--- Texte fourni ---
Abonnez-vous à Universalis pour 1 euro

LE CONTRAT NATUREL, Michel Serres Fiche de lecture

  • Article mis en ligne le
  • Modifié le
  • Écrit par

Auteur d’ouvrages novateurs dans les domaines de la philosophie des sciences et de la communication, Michel Serres (1930-2019) a publié en 1990 Le Contrat naturel, un essai qui a surpris certains de ses lecteurs.

Si l’on était en présence d’un manifeste écologique (mais le mot « écologie » est absent du livre), on pourrait en effet penser qu’avec Le Contrat naturelMichel Serres a changé de route, converti à la mode écologique par ses étudiants californiens de l’université de Stanford où il fut nommé professeur en 1984 et où il enseignera pendant plus de trente ans.

Mais une lecture plus attentive permet d’identifier dans Le Contrat naturel la suite de la quête commencée bien en amont et qui a conduit Michel Serres à méditer sur l’existence du monde globalisé qui est désormais le nôtre. Les principales étapes de cette réflexion se trouvent dans la série des Hermès (publiée entre 1969 et 1980), dans Le Parasite (1980), dans Genèse (1982) ; après Le Contrat naturel, elle se poursuivra avec Le Tiers-Instruit (1991) et Éclaircissements (1992). Ce monde globalisé exige désormais de nous à la fois un renouvellement audacieux de nos catégories intellectuelles et la signature d’un véritable contrat qui lui reconnaisse le statut de sujet de droit.

Michel Serres - crédits : Ulf Andersen/ Getty Images

Michel Serres

Il est vrai que nos sciences tâtonnent parce qu’elles sont analytiques et parcellaires, et donc peu aptes à raisonner sur le global. Mais il serait suicidaire de différer nos actions dans l’attente de plus grandes certitudes. Avec ce « contrat naturel », Michel Serres nous propose un pari de type pascalien : « Si nous jugeons nos actions innocentes et que nous gagnions, nous ne gagnons rien, l’histoire va comme avant ; mais si nous perdons, nous perdons tout. »

L’oubli du Monde

Nos grands philosophes ont placé la notion de contrat, au sens premier comme au sens métaphorique, au cœur de leurs réflexions. Qu’il s’agisse du contrat social pensé par Rousseau ou de la dialectique du Maître et de l’Esclave analysée par Hegel, seuls ont retenu l’attention les conflits opposant « l’homme de la Lutte » à son semblable, pour reprendre le concept de Michel Serres. En procédant de la sorte, nos philosophes ont oublié le Monde, ce qui n’était pas scandaleux tant que nous vivions entre les frontières bien délimitées des familles, des groupes, des nations, mais qui s’avère absurde sitôt qu’on se situe dans une réalité aux dimensions de la planète.

Le Contrat naturel s’ouvre sur la description d’un tableau de Goya, Duel à coups de gourdin : « Un couple d’ennemis brandissant des bâtons se bat au beau milieu des sables mouvants [...] À chaque mouvement, un trou visqueux les avale, de sorte qu’ils s’enterrent ensemble graduellement. À quel rythme ? Cela dépend de leur agressivité […] » Nulle image ne saurait mieux faire ressentir la situation de l’humanité contemporaine : pendant que nous luttons les uns contre les autres, nous restons aveugles au monde qui nous entoure et qui est sur le point de nous engloutir en raison de nos négligences.

--- Lignes enregistrées ---
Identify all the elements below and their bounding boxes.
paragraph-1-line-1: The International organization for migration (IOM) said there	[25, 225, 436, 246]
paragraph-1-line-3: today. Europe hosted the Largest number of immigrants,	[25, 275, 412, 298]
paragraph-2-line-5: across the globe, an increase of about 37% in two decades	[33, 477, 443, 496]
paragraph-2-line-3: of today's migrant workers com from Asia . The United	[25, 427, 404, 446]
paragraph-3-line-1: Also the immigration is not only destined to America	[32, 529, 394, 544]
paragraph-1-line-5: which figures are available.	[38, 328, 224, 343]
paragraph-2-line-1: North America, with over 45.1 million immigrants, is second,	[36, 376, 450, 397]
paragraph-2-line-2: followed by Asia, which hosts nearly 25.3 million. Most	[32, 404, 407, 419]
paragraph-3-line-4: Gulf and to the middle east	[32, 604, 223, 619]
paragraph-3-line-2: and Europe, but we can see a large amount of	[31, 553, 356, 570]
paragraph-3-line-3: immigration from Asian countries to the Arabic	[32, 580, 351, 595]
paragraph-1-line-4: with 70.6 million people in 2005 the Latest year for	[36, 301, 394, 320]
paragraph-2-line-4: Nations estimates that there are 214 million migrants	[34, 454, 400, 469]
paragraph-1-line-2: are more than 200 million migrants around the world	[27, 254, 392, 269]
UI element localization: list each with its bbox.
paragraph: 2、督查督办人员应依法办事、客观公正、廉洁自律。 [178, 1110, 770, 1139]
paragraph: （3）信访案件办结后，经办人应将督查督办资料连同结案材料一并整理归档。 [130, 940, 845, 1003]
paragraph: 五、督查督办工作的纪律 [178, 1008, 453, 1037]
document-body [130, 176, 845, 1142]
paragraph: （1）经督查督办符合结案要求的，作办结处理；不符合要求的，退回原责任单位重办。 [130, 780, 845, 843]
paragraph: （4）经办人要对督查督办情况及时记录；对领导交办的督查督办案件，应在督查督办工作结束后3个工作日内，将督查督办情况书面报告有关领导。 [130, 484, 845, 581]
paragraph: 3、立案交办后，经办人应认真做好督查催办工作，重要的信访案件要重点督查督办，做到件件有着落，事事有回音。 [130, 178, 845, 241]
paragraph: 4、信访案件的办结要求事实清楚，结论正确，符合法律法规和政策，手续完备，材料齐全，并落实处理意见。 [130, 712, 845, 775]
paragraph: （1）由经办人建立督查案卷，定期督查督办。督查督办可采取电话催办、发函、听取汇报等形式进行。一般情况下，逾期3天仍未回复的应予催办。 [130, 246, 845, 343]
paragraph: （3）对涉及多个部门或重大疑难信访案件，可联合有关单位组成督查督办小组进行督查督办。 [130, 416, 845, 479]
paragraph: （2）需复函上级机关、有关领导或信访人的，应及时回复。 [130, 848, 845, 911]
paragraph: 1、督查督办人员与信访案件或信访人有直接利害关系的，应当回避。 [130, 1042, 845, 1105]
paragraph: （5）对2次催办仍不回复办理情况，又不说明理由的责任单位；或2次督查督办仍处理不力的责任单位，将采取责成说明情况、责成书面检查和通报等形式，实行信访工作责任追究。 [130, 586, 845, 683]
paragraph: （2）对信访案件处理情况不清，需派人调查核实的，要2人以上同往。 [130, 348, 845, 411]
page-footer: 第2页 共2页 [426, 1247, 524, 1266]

--- Consigne ---
Reproduisez mot pour mot le passage de la fiche sur Le Contrat naturel qui va de « LE CONTRAT NATUREL, Michel » à « de trente ans. ». Les items n'ont aucun rôle à jouer ici.

--- Réponse rédigée ---
LE CONTRAT NATUREL, Michel Serres Fiche de lecture

  • Article mis en ligne le
  • Modifié le
  • Écrit par

Auteur d’ouvrages novateurs dans les domaines de la philosophie des sciences et de la communication, Michel Serres (1930-2019) a publié en 1990 Le Contrat naturel, un essai qui a surpris certains de ses lecteurs.

Si l’on était en présence d’un manifeste écologique (mais le mot « écologie » est absent du livre), on pourrait en effet penser qu’avec Le Contrat naturelMichel Serres a changé de route, converti à la mode écologique par ses étudiants californiens de l’université de Stanford où il fut nommé professeur en 1984 et où il enseignera pendant plus de trente ans.